*WRITTEN TASK*: Copy out all lines with the word "name" in them.

*DATASET RECORDS*:
- - -
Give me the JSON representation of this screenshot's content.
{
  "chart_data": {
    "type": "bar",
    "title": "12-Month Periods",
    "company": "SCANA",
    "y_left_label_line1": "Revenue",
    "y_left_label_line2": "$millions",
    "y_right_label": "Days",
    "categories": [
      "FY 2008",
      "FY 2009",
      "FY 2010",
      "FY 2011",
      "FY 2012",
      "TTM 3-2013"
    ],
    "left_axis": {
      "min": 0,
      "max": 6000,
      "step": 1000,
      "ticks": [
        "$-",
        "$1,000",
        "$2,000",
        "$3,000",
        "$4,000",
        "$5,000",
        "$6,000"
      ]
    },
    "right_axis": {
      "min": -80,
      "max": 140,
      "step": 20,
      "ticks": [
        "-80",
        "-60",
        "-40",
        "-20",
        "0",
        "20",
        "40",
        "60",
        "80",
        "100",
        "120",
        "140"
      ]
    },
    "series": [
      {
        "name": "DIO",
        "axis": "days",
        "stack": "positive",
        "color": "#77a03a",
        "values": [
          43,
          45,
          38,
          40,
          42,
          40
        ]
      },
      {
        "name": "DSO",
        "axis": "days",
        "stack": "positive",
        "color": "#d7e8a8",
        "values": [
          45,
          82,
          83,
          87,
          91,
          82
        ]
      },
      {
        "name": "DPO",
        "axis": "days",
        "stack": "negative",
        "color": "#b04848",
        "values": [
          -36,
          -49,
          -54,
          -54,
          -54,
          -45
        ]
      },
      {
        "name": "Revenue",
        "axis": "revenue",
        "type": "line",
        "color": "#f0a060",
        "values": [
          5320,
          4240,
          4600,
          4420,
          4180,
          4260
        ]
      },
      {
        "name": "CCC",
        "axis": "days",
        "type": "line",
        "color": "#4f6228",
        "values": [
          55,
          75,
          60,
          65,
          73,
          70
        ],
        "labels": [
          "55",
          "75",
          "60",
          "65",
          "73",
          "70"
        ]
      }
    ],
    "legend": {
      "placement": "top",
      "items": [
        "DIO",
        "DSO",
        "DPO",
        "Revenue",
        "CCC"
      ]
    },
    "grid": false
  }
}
- - -
*PROBLEM SOLUTION*:
        "name": "DIO",
        "name": "DSO",
        "name": "DPO",
        "name": "Revenue",
        "name": "CCC",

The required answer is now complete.